### WHAT IS BEING ASKED
Each record below is to be reproduced without any change.

### INPUT RECORDS
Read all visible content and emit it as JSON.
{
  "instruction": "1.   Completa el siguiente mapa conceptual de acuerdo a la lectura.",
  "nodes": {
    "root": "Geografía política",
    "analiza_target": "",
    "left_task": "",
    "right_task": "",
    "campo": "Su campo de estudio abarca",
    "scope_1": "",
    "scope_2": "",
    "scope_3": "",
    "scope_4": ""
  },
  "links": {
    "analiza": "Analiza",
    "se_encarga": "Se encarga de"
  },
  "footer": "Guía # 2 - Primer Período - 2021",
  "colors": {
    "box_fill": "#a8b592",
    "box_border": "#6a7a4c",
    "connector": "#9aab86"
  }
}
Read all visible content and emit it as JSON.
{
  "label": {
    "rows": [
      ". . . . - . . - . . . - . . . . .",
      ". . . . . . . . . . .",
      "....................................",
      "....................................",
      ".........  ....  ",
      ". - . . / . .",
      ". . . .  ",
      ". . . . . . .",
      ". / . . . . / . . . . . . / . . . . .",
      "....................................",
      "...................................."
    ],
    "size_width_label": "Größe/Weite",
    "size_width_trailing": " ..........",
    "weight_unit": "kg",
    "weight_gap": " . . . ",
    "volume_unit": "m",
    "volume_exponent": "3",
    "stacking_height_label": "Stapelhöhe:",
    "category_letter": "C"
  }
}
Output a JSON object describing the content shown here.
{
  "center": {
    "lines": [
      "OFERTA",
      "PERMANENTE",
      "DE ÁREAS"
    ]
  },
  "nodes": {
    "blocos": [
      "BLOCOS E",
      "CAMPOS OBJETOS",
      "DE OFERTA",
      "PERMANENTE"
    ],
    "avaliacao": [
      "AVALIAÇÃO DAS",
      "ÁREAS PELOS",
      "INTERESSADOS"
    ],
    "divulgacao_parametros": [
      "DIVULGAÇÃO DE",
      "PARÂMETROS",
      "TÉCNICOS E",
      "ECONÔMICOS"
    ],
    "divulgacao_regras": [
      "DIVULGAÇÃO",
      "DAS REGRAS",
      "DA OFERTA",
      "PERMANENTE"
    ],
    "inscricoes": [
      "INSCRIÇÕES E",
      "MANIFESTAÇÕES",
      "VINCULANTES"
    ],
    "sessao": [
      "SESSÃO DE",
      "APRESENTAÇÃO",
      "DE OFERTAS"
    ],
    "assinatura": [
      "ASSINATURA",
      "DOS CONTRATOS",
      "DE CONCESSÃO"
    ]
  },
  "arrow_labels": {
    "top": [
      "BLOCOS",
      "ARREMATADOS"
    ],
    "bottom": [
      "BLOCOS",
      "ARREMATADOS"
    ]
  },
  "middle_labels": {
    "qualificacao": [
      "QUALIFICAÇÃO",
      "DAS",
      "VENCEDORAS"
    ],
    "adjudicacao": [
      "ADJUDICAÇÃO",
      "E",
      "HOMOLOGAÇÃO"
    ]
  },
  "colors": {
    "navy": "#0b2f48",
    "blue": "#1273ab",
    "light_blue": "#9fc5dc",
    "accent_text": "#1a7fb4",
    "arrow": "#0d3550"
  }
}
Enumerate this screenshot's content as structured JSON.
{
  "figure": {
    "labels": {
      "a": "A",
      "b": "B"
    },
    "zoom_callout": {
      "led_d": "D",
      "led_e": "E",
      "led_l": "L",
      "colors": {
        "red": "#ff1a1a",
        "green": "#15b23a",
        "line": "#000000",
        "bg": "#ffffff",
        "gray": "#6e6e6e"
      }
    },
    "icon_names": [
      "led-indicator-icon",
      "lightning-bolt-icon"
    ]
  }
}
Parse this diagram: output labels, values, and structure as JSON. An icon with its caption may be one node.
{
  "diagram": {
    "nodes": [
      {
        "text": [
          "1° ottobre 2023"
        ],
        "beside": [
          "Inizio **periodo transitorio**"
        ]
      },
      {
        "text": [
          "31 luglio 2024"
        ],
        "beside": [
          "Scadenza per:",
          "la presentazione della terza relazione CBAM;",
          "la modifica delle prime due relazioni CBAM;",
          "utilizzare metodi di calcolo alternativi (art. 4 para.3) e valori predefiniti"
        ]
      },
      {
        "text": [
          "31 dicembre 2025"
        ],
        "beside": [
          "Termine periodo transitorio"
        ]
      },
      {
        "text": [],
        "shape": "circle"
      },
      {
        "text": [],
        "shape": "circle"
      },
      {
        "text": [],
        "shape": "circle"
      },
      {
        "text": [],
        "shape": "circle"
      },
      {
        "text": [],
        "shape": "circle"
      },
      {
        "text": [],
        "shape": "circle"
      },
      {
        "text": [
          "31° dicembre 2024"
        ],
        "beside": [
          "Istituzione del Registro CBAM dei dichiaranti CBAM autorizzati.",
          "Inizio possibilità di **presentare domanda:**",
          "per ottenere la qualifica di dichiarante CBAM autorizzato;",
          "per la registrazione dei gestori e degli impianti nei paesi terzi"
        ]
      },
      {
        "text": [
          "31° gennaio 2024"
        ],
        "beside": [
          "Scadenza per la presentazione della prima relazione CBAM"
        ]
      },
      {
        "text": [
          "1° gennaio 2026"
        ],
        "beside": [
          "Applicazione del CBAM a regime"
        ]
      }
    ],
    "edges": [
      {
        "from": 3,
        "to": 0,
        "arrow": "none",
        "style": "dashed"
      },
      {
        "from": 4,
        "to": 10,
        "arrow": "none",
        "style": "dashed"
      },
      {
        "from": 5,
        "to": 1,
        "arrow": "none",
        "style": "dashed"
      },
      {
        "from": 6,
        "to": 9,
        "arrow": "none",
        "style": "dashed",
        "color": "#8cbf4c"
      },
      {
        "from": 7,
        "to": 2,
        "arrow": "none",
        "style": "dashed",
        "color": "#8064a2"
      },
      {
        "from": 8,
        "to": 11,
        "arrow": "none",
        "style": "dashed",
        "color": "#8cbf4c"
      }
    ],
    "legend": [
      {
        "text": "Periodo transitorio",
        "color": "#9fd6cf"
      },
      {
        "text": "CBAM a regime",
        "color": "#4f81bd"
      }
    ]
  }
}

### TASK OUTPUT
Read all visible content and emit it as JSON.
{
  "instruction": "1.   Completa el siguiente mapa conceptual de acuerdo a la lectura.",
  "nodes": {
    "root": "Geografía política",
    "analiza_target": "",
    "left_task": "",
    "right_task": "",
    "campo": "Su campo de estudio abarca",
    "scope_1": "",
    "scope_2": "",
    "scope_3": "",
    "scope_4": ""
  },
  "links": {
    "analiza": "Analiza",
    "se_encarga": "Se encarga de"
  },
  "footer": "Guía # 2 - Primer Período - 2021",
  "colors": {
    "box_fill": "#a8b592",
    "box_border": "#6a7a4c",
    "connector": "#9aab86"
  }
}
Read all visible content and emit it as JSON.
{
  "label": {
    "rows": [
      ". . . . - . . - . . . - . . . . .",
      ". . . . . . . . . . .",
      "....................................",
      "....................................",
      ".........  ....  ",
      ". - . . / . .",
      ". . . .  ",
      ". . . . . . .",
      ". / . . . . / . . . . . . / . . . . .",
      "....................................",
      "...................................."
    ],
    "size_width_label": "Größe/Weite",
    "size_width_trailing": " ..........",
    "weight_unit": "kg",
    "weight_gap": " . . . ",
    "volume_unit": "m",
    "volume_exponent": "3",
    "stacking_height_label": "Stapelhöhe:",
    "category_letter": "C"
  }
}
Output a JSON object describing the content shown here.
{
  "center": {
    "lines": [
      "OFERTA",
      "PERMANENTE",
      "DE ÁREAS"
    ]
  },
  "nodes": {
    "blocos": [
      "BLOCOS E",
      "CAMPOS OBJETOS",
      "DE OFERTA",
      "PERMANENTE"
    ],
    "avaliacao": [
      "AVALIAÇÃO DAS",
      "ÁREAS PELOS",
      "INTERESSADOS"
    ],
    "divulgacao_parametros": [
      "DIVULGAÇÃO DE",
      "PARÂMETROS",
      "TÉCNICOS E",
      "ECONÔMICOS"
    ],
    "divulgacao_regras": [
      "DIVULGAÇÃO",
      "DAS REGRAS",
      "DA OFERTA",
      "PERMANENTE"
    ],
    "inscricoes": [
      "INSCRIÇÕES E",
      "MANIFESTAÇÕES",
      "VINCULANTES"
    ],
    "sessao": [
      "SESSÃO DE",
      "APRESENTAÇÃO",
      "DE OFERTAS"
    ],
    "assinatura": [
      "ASSINATURA",
      "DOS CONTRATOS",
      "DE CONCESSÃO"
    ]
  },
  "arrow_labels": {
    "top": [
      "BLOCOS",
      "ARREMATADOS"
    ],
    "bottom": [
      "BLOCOS",
      "ARREMATADOS"
    ]
  },
  "middle_labels": {
    "qualificacao": [
      "QUALIFICAÇÃO",
      "DAS",
      "VENCEDORAS"
    ],
    "adjudicacao": [
      "ADJUDICAÇÃO",
      "E",
      "HOMOLOGAÇÃO"
    ]
  },
  "colors": {
    "navy": "#0b2f48",
    "blue": "#1273ab",
    "light_blue": "#9fc5dc",
    "accent_text": "#1a7fb4",
    "arrow": "#0d3550"
  }
}
Enumerate this screenshot's content as structured JSON.
{
  "figure": {
    "labels": {
      "a": "A",
      "b": "B"
    },
    "zoom_callout": {
      "led_d": "D",
      "led_e": "E",
      "led_l": "L",
      "colors": {
        "red": "#ff1a1a",
        "green": "#15b23a",
        "line": "#000000",
        "bg": "#ffffff",
        "gray": "#6e6e6e"
      }
    },
    "icon_names": [
      "led-indicator-icon",
      "lightning-bolt-icon"
    ]
  }
}
Parse this diagram: output labels, values, and structure as JSON. An icon with its caption may be one node.
{
  "diagram": {
    "nodes": [
      {
        "text": [
          "1° ottobre 2023"
        ],
        "beside": [
          "Inizio **periodo transitorio**"
        ]
      },
      {
        "text": [
          "31 luglio 2024"
        ],
        "beside": [
          "Scadenza per:",
          "la presentazione della terza relazione CBAM;",
          "la modifica delle prime due relazioni CBAM;",
          "utilizzare metodi di calcolo alternativi (art. 4 para.3) e valori predefiniti"
        ]
      },
      {
        "text": [
          "31 dicembre 2025"
        ],
        "beside": [
          "Termine periodo transitorio"
        ]
      },
      {
        "text": [],
        "shape": "circle"
      },
      {
        "text": [],
        "shape": "circle"
      },
      {
        "text": [],
        "shape": "circle"
      },
      {
        "text": [],
        "shape": "circle"
      },
      {
        "text": [],
        "shape": "circle"
      },
      {
        "text": [],
        "shape": "circle"
      },
      {
        "text": [
          "31° dicembre 2024"
        ],
        "beside": [
          "Istituzione del Registro CBAM dei dichiaranti CBAM autorizzati.",
          "Inizio possibilità di **presentare domanda:**",
          "per ottenere la qualifica di dichiarante CBAM autorizzato;",
          "per la registrazione dei gestori e degli impianti nei paesi terzi"
        ]
      },
      {
        "text": [
          "31° gennaio 2024"
        ],
        "beside": [
          "Scadenza per la presentazione della prima relazione CBAM"
        ]
      },
      {
        "text": [
          "1° gennaio 2026"
        ],
        "beside": [
          "Applicazione del CBAM a regime"
        ]
      }
    ],
    "edges": [
      {
        "from": 3,
        "to": 0,
        "arrow": "none",
        "style": "dashed"
      },
      {
        "from": 4,
        "to": 10,
        "arrow": "none",
        "style": "dashed"
      },
      {
        "from": 5,
        "to": 1,
        "arrow": "none",
        "style": "dashed"
      },
      {
        "from": 6,
        "to": 9,
        "arrow": "none",
        "style": "dashed",
        "color": "#8cbf4c"
      },
      {
        "from": 7,
        "to": 2,
        "arrow": "none",
        "style": "dashed",
        "color": "#8064a2"
      },
      {
        "from": 8,
        "to": 11,
        "arrow": "none",
        "style": "dashed",
        "color": "#8cbf4c"
      }
    ],
    "legend": [
      {
        "text": "Periodo transitorio",
        "color": "#9fd6cf"
      },
      {
        "text": "CBAM a regime",
        "color": "#4f81bd"
      }
    ]
  }
}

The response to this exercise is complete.